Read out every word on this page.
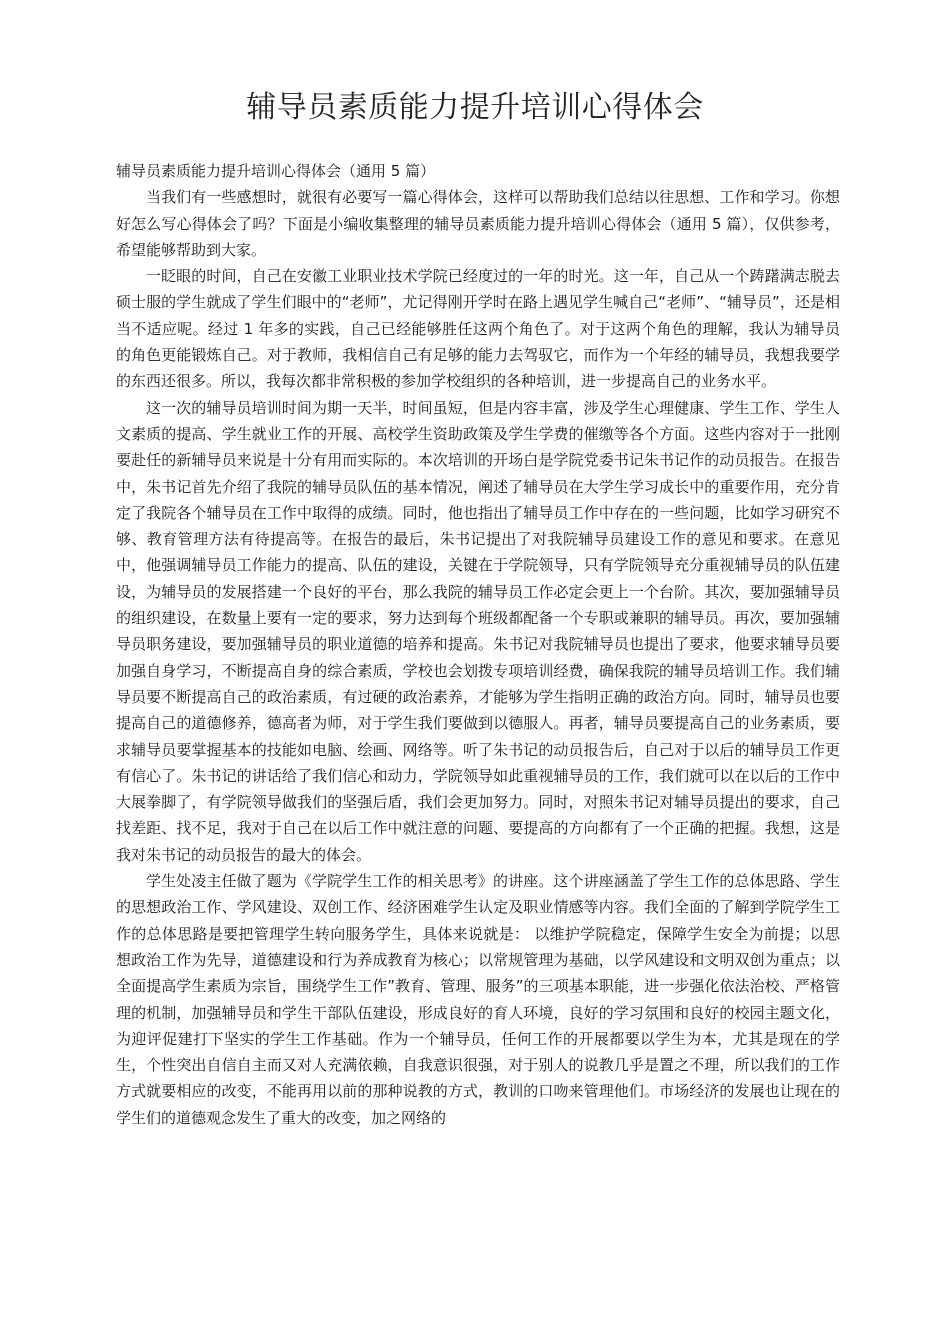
辅导员素质能力提升培训心得体会

辅导员素质能力提升培训心得体会（通用 5 篇）

当我们有一些感想时，就很有必要写一篇心得体会，这样可以帮助我们总结以往思想、工作和学习。你想好怎么写心得体会了吗？下面是小编收集整理的辅导员素质能力提升培训心得体会（通用 5 篇），仅供参考，希望能够帮助到大家。

一眨眼的时间，自己在安徽工业职业技术学院已经度过的一年的时光。这一年，自己从一个踌躇满志脱去硕士服的学生就成了学生们眼中的“老师”，尤记得刚开学时在路上遇见学生喊自己“老师”、“辅导员”，还是相当不适应呢。经过 1 年多的实践，自己已经能够胜任这两个角色了。对于这两个角色的理解，我认为辅导员的角色更能锻炼自己。对于教师，我相信自己有足够的能力去驾驭它，而作为一个年经的辅导员，我想我要学的东西还很多。所以，我每次都非常积极的参加学校组织的各种培训，进一步提高自己的业务水平。

这一次的辅导员培训时间为期一天半，时间虽短，但是内容丰富，涉及学生心理健康、学生工作、学生人文素质的提高、学生就业工作的开展、高校学生资助政策及学生学费的催缴等各个方面。这些内容对于一批刚要赴任的新辅导员来说是十分有用而实际的。本次培训的开场白是学院党委书记朱书记作的动员报告。在报告中，朱书记首先介绍了我院的辅导员队伍的基本情况，阐述了辅导员在大学生学习成长中的重要作用，充分肯定了我院各个辅导员在工作中取得的成绩。同时，他也指出了辅导员工作中存在的一些问题，比如学习研究不够、教育管理方法有待提高等。在报告的最后，朱书记提出了对我院辅导员建设工作的意见和要求。在意见中，他强调辅导员工作能力的提高、队伍的建设，关键在于学院领导，只有学院领导充分重视辅导员的队伍建设，为辅导员的发展搭建一个良好的平台，那么我院的辅导员工作必定会更上一个台阶。其次，要加强辅导员的组织建设，在数量上要有一定的要求，努力达到每个班级都配备一个专职或兼职的辅导员。再次，要加强辅导员职务建设，要加强辅导员的职业道德的培养和提高。朱书记对我院辅导员也提出了要求，他要求辅导员要加强自身学习，不断提高自身的综合素质，学校也会划拨专项培训经费，确保我院的辅导员培训工作。我们辅导员要不断提高自己的政治素质，有过硬的政治素养，才能够为学生指明正确的政治方向。同时，辅导员也要提高自己的道德修养，德高者为师，对于学生我们要做到以德服人。再者，辅导员要提高自己的业务素质，要求辅导员要掌握基本的技能如电脑、绘画、网络等。听了朱书记的动员报告后，自己对于以后的辅导员工作更有信心了。朱书记的讲话给了我们信心和动力，学院领导如此重视辅导员的工作，我们就可以在以后的工作中大展拳脚了，有学院领导做我们的坚强后盾，我们会更加努力。同时，对照朱书记对辅导员提出的要求，自己找差距、找不足，我对于自己在以后工作中就注意的问题、要提高的方向都有了一个正确的把握。我想，这是我对朱书记的动员报告的最大的体会。

学生处凌主任做了题为《学院学生工作的相关思考》的讲座。这个讲座涵盖了学生工作的总体思路、学生的思想政治工作、学风建设、双创工作、经济困难学生认定及职业情感等内容。我们全面的了解到学院学生工作的总体思路是要把管理学生转向服务学生，具体来说就是： 以维护学院稳定，保障学生安全为前提；以思想政治工作为先导，道德建设和行为养成教育为核心；以常规管理为基础，以学风建设和文明双创为重点；以全面提高学生素质为宗旨，围绕学生工作”教育、管理、服务”的三项基本职能，进一步强化依法治校、严格管理的机制，加强辅导员和学生干部队伍建设，形成良好的育人环境，良好的学习氛围和良好的校园主题文化，为迎评促建打下坚实的学生工作基础。作为一个辅导员，任何工作的开展都要以学生为本，尤其是现在的学生，个性突出自信自主而又对人充满依赖，自我意识很强，对于别人的说教几乎是置之不理，所以我们的工作方式就要相应的改变，不能再用以前的那种说教的方式，教训的口吻来管理他们。市场经济的发展也让现在的学生们的道德观念发生了重大的改变，加之网络的
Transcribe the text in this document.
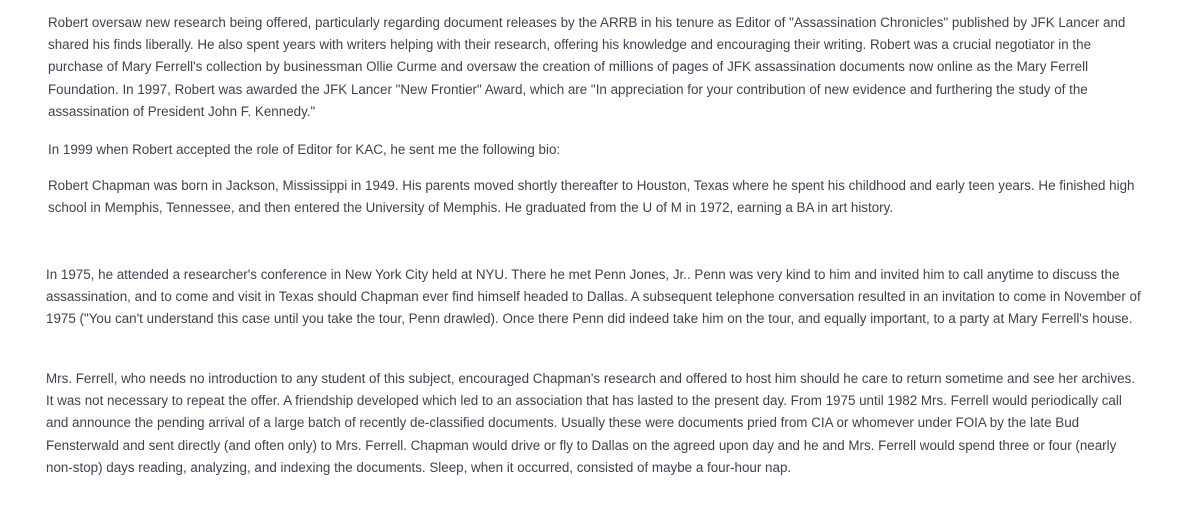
Robert oversaw new research being offered, particularly regarding document releases by the ARRB in his tenure as Editor of "Assassination Chronicles" published by JFK Lancer and shared his finds liberally. He also spent years with writers helping with their research, offering his knowledge and encouraging their writing. Robert was a crucial negotiator in the purchase of Mary Ferrell's collection by businessman Ollie Curme and oversaw the creation of millions of pages of JFK assassination documents now online as the Mary Ferrell Foundation. In 1997, Robert was awarded the JFK Lancer "New Frontier" Award, which are "In appreciation for your contribution of new evidence and furthering the study of the assassination of President John F. Kennedy."

In 1999 when Robert accepted the role of Editor for KAC, he sent me the following bio:

Robert Chapman was born in Jackson, Mississippi in 1949. His parents moved shortly thereafter to Houston, Texas where he spent his childhood and early teen years. He finished high school in Memphis, Tennessee, and then entered the University of Memphis. He graduated from the U of M in 1972, earning a BA in art history.

In 1975, he attended a researcher's conference in New York City held at NYU. There he met Penn Jones, Jr.. Penn was very kind to him and invited him to call anytime to discuss the assassination, and to come and visit in Texas should Chapman ever find himself headed to Dallas. A subsequent telephone conversation resulted in an invitation to come in November of 1975 ("You can't understand this case until you take the tour, Penn drawled). Once there Penn did indeed take him on the tour, and equally important, to a party at Mary Ferrell's house.

Mrs. Ferrell, who needs no introduction to any student of this subject, encouraged Chapman's research and offered to host him should he care to return sometime and see her archives. It was not necessary to repeat the offer. A friendship developed which led to an association that has lasted to the present day. From 1975 until 1982 Mrs. Ferrell would periodically call and announce the pending arrival of a large batch of recently de-classified documents. Usually these were documents pried from CIA or whomever under FOIA by the late Bud Fensterwald and sent directly (and often only) to Mrs. Ferrell. Chapman would drive or fly to Dallas on the agreed upon day and he and Mrs. Ferrell would spend three or four (nearly non-stop) days reading, analyzing, and indexing the documents. Sleep, when it occurred, consisted of maybe a four-hour nap.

· · · · · · ·

### Aim
Restate the listing above word for word, and skip the pictures.

### Written answer
Read out every word on this page.
辅导员素质能力提升培训心得体会

辅导员素质能力提升培训心得体会（通用 5 篇）

当我们有一些感想时，就很有必要写一篇心得体会，这样可以帮助我们总结以往思想、工作和学习。你想好怎么写心得体会了吗？下面是小编收集整理的辅导员素质能力提升培训心得体会（通用 5 篇），仅供参考，希望能够帮助到大家。

一眨眼的时间，自己在安徽工业职业技术学院已经度过的一年的时光。这一年，自己从一个踌躇满志脱去硕士服的学生就成了学生们眼中的“老师”，尤记得刚开学时在路上遇见学生喊自己“老师”、“辅导员”，还是相当不适应呢。经过 1 年多的实践，自己已经能够胜任这两个角色了。对于这两个角色的理解，我认为辅导员的角色更能锻炼自己。对于教师，我相信自己有足够的能力去驾驭它，而作为一个年经的辅导员，我想我要学的东西还很多。所以，我每次都非常积极的参加学校组织的各种培训，进一步提高自己的业务水平。

这一次的辅导员培训时间为期一天半，时间虽短，但是内容丰富，涉及学生心理健康、学生工作、学生人文素质的提高、学生就业工作的开展、高校学生资助政策及学生学费的催缴等各个方面。这些内容对于一批刚要赴任的新辅导员来说是十分有用而实际的。本次培训的开场白是学院党委书记朱书记作的动员报告。在报告中，朱书记首先介绍了我院的辅导员队伍的基本情况，阐述了辅导员在大学生学习成长中的重要作用，充分肯定了我院各个辅导员在工作中取得的成绩。同时，他也指出了辅导员工作中存在的一些问题，比如学习研究不够、教育管理方法有待提高等。在报告的最后，朱书记提出了对我院辅导员建设工作的意见和要求。在意见中，他强调辅导员工作能力的提高、队伍的建设，关键在于学院领导，只有学院领导充分重视辅导员的队伍建设，为辅导员的发展搭建一个良好的平台，那么我院的辅导员工作必定会更上一个台阶。其次，要加强辅导员的组织建设，在数量上要有一定的要求，努力达到每个班级都配备一个专职或兼职的辅导员。再次，要加强辅导员职务建设，要加强辅导员的职业道德的培养和提高。朱书记对我院辅导员也提出了要求，他要求辅导员要加强自身学习，不断提高自身的综合素质，学校也会划拨专项培训经费，确保我院的辅导员培训工作。我们辅导员要不断提高自己的政治素质，有过硬的政治素养，才能够为学生指明正确的政治方向。同时，辅导员也要提高自己的道德修养，德高者为师，对于学生我们要做到以德服人。再者，辅导员要提高自己的业务素质，要求辅导员要掌握基本的技能如电脑、绘画、网络等。听了朱书记的动员报告后，自己对于以后的辅导员工作更有信心了。朱书记的讲话给了我们信心和动力，学院领导如此重视辅导员的工作，我们就可以在以后的工作中大展拳脚了，有学院领导做我们的坚强后盾，我们会更加努力。同时，对照朱书记对辅导员提出的要求，自己找差距、找不足，我对于自己在以后工作中就注意的问题、要提高的方向都有了一个正确的把握。我想，这是我对朱书记的动员报告的最大的体会。

学生处凌主任做了题为《学院学生工作的相关思考》的讲座。这个讲座涵盖了学生工作的总体思路、学生的思想政治工作、学风建设、双创工作、经济困难学生认定及职业情感等内容。我们全面的了解到学院学生工作的总体思路是要把管理学生转向服务学生，具体来说就是： 以维护学院稳定，保障学生安全为前提；以思想政治工作为先导，道德建设和行为养成教育为核心；以常规管理为基础，以学风建设和文明双创为重点；以全面提高学生素质为宗旨，围绕学生工作”教育、管理、服务”的三项基本职能，进一步强化依法治校、严格管理的机制，加强辅导员和学生干部队伍建设，形成良好的育人环境，良好的学习氛围和良好的校园主题文化，为迎评促建打下坚实的学生工作基础。作为一个辅导员，任何工作的开展都要以学生为本，尤其是现在的学生，个性突出自信自主而又对人充满依赖，自我意识很强，对于别人的说教几乎是置之不理，所以我们的工作方式就要相应的改变，不能再用以前的那种说教的方式，教训的口吻来管理他们。市场经济的发展也让现在的学生们的道德观念发生了重大的改变，加之网络的
Transcribe the text in this document.
Robert oversaw new research being offered, particularly regarding document releases by the ARRB in his tenure as Editor of "Assassination Chronicles" published by JFK Lancer and shared his finds liberally. He also spent years with writers helping with their research, offering his knowledge and encouraging their writing. Robert was a crucial negotiator in the purchase of Mary Ferrell's collection by businessman Ollie Curme and oversaw the creation of millions of pages of JFK assassination documents now online as the Mary Ferrell Foundation. In 1997, Robert was awarded the JFK Lancer "New Frontier" Award, which are "In appreciation for your contribution of new evidence and furthering the study of the assassination of President John F. Kennedy."

In 1999 when Robert accepted the role of Editor for KAC, he sent me the following bio:

Robert Chapman was born in Jackson, Mississippi in 1949. His parents moved shortly thereafter to Houston, Texas where he spent his childhood and early teen years. He finished high school in Memphis, Tennessee, and then entered the University of Memphis. He graduated from the U of M in 1972, earning a BA in art history.

In 1975, he attended a researcher's conference in New York City held at NYU. There he met Penn Jones, Jr.. Penn was very kind to him and invited him to call anytime to discuss the assassination, and to come and visit in Texas should Chapman ever find himself headed to Dallas. A subsequent telephone conversation resulted in an invitation to come in November of 1975 ("You can't understand this case until you take the tour, Penn drawled). Once there Penn did indeed take him on the tour, and equally important, to a party at Mary Ferrell's house.

Mrs. Ferrell, who needs no introduction to any student of this subject, encouraged Chapman's research and offered to host him should he care to return sometime and see her archives. It was not necessary to repeat the offer. A friendship developed which led to an association that has lasted to the present day. From 1975 until 1982 Mrs. Ferrell would periodically call and announce the pending arrival of a large batch of recently de-classified documents. Usually these were documents pried from CIA or whomever under FOIA by the late Bud Fensterwald and sent directly (and often only) to Mrs. Ferrell. Chapman would drive or fly to Dallas on the agreed upon day and he and Mrs. Ferrell would spend three or four (nearly non-stop) days reading, analyzing, and indexing the documents. Sleep, when it occurred, consisted of maybe a four-hour nap.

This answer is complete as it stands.